# Start of RECORDS SHOWN

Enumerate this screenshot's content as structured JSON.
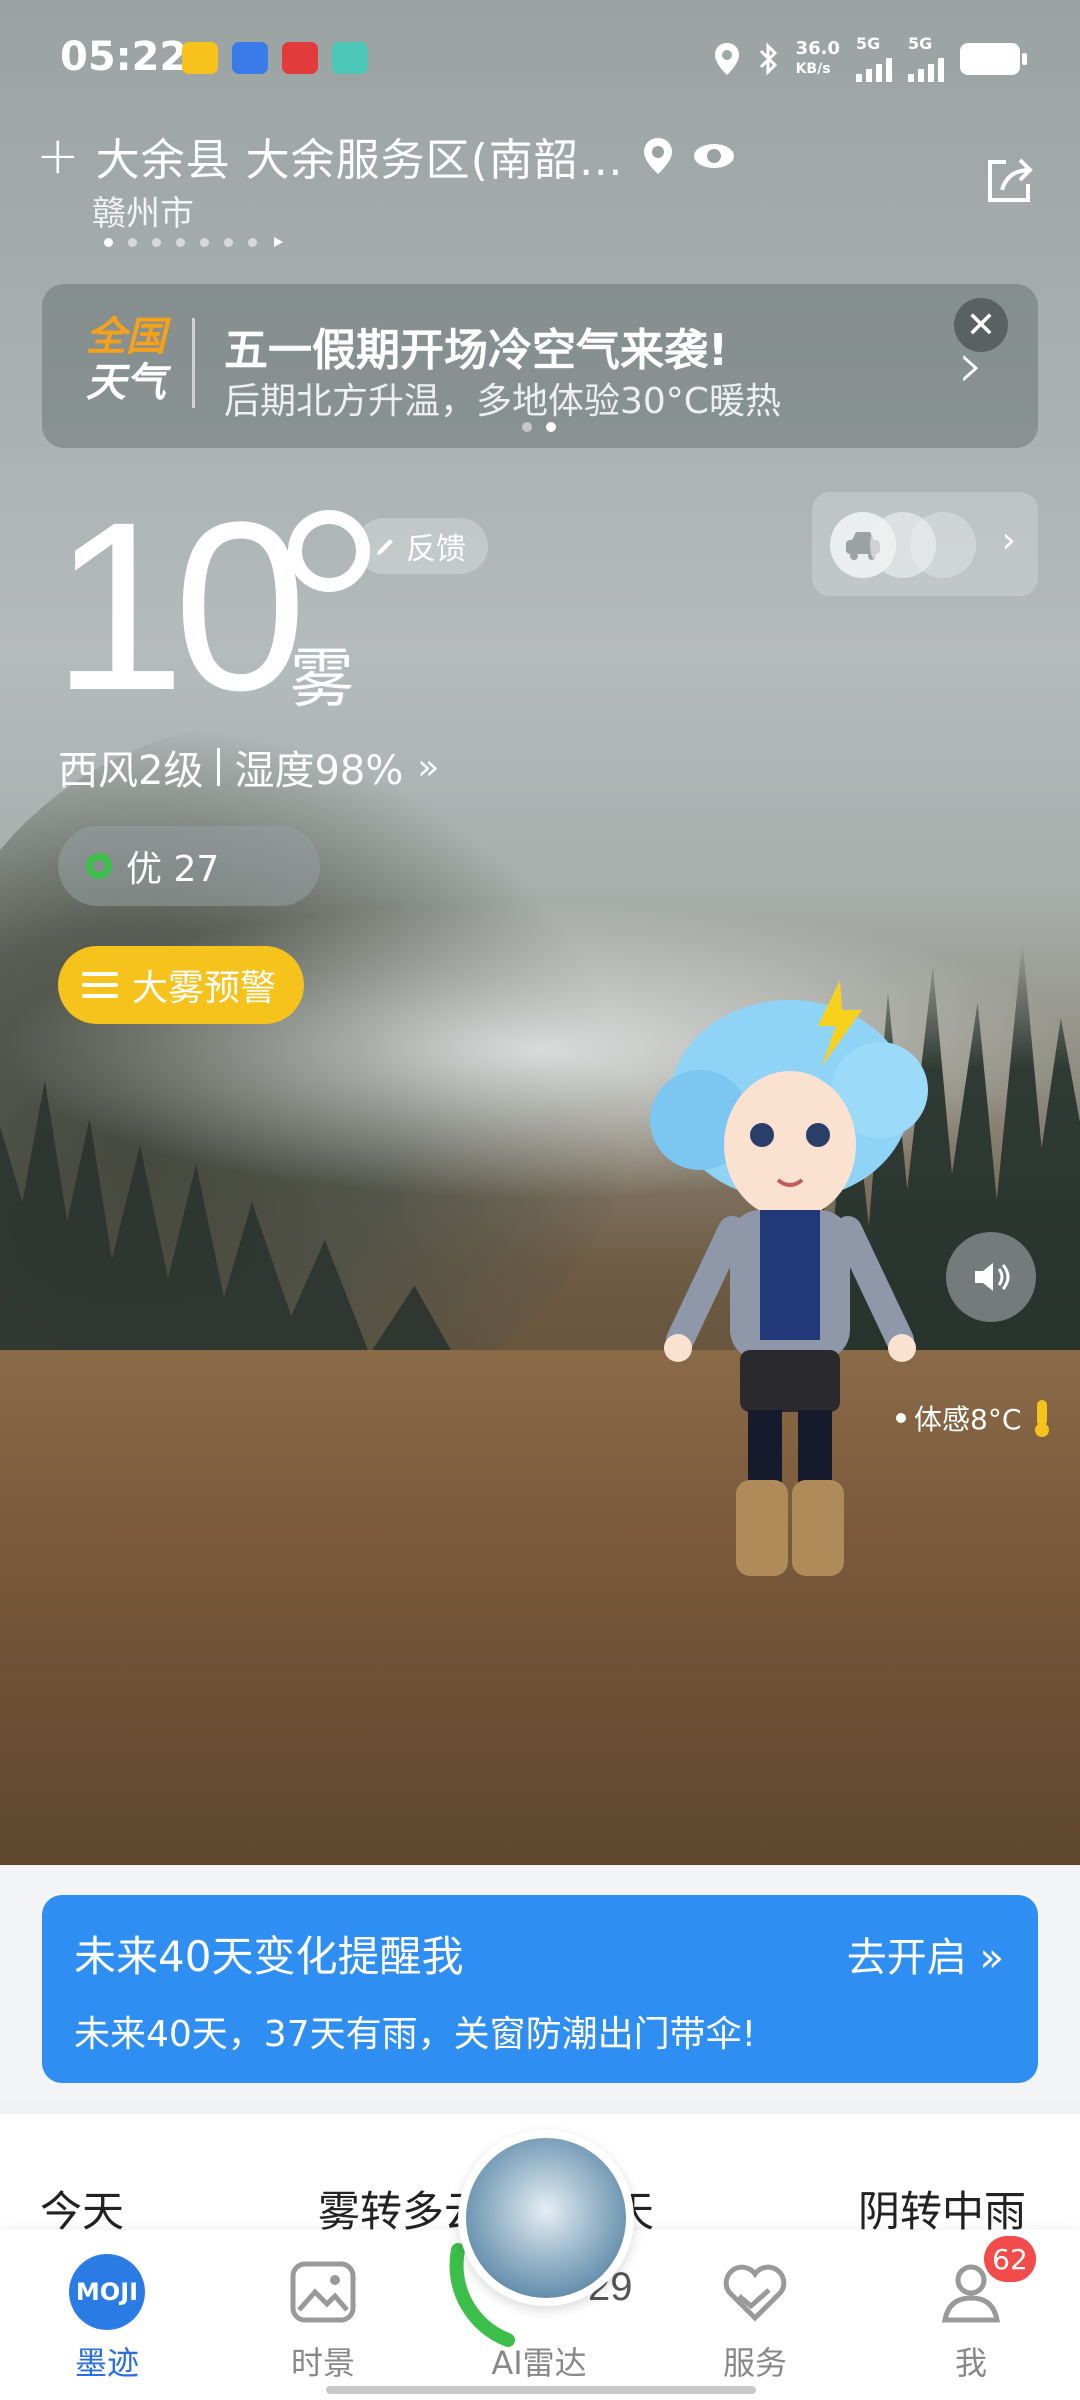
{
  "status_bar": {
    "time": "05:22",
    "net_speed_value": "36.0",
    "net_speed_unit": "KB/s",
    "sim1": "5G",
    "sim2": "5G"
  },
  "header": {
    "location": "大余县 大余服务区(南韶…",
    "city": "赣州市"
  },
  "banner": {
    "logo_line1": "全国",
    "logo_line2": "天气",
    "title": "五一假期开场冷空气来袭!",
    "subtitle": "后期北方升温，多地体验30°C暖热"
  },
  "current": {
    "temperature": "10",
    "condition": "雾",
    "feedback_label": "反馈",
    "wind": "西风2级",
    "humidity": "湿度98%",
    "aqi_label": "优 27",
    "warning_label": "大雾预警",
    "feels_like": "体感8°C"
  },
  "reminder": {
    "title": "未来40天变化提醒我",
    "action": "去开启",
    "subtitle": "未来40天，37天有雨，关窗防潮出门带伞!"
  },
  "forecast": {
    "day1": "今天",
    "cond1": "雾转多云",
    "day2": "明天",
    "cond2": "阴转中雨",
    "partial_value": "29"
  },
  "tabbar": {
    "tabs": [
      "墨迹",
      "时景",
      "AI雷达",
      "服务",
      "我"
    ],
    "me_badge": "62",
    "moji_logo": "MOJI"
  },
  "colors": {
    "accent_blue": "#2f8ef2",
    "warning_yellow": "#f6c21c",
    "aqi_green": "#3bbf4a",
    "banner_orange": "#f5a11a",
    "badge_red": "#f14b4b"
  }
}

# End of RECORDS SHOWN

• **CHALLENGE**:
Repeat the material above in full and exactly, omitting the pictures.

• **EXERCISE RESULT**:
Enumerate this screenshot's content as structured JSON.
{
  "status_bar": {
    "time": "05:22",
    "net_speed_value": "36.0",
    "net_speed_unit": "KB/s",
    "sim1": "5G",
    "sim2": "5G"
  },
  "header": {
    "location": "大余县 大余服务区(南韶…",
    "city": "赣州市"
  },
  "banner": {
    "logo_line1": "全国",
    "logo_line2": "天气",
    "title": "五一假期开场冷空气来袭!",
    "subtitle": "后期北方升温，多地体验30°C暖热"
  },
  "current": {
    "temperature": "10",
    "condition": "雾",
    "feedback_label": "反馈",
    "wind": "西风2级",
    "humidity": "湿度98%",
    "aqi_label": "优 27",
    "warning_label": "大雾预警",
    "feels_like": "体感8°C"
  },
  "reminder": {
    "title": "未来40天变化提醒我",
    "action": "去开启",
    "subtitle": "未来40天，37天有雨，关窗防潮出门带伞!"
  },
  "forecast": {
    "day1": "今天",
    "cond1": "雾转多云",
    "day2": "明天",
    "cond2": "阴转中雨",
    "partial_value": "29"
  },
  "tabbar": {
    "tabs": [
      "墨迹",
      "时景",
      "AI雷达",
      "服务",
      "我"
    ],
    "me_badge": "62",
    "moji_logo": "MOJI"
  },
  "colors": {
    "accent_blue": "#2f8ef2",
    "warning_yellow": "#f6c21c",
    "aqi_green": "#3bbf4a",
    "banner_orange": "#f5a11a",
    "badge_red": "#f14b4b"
  }
}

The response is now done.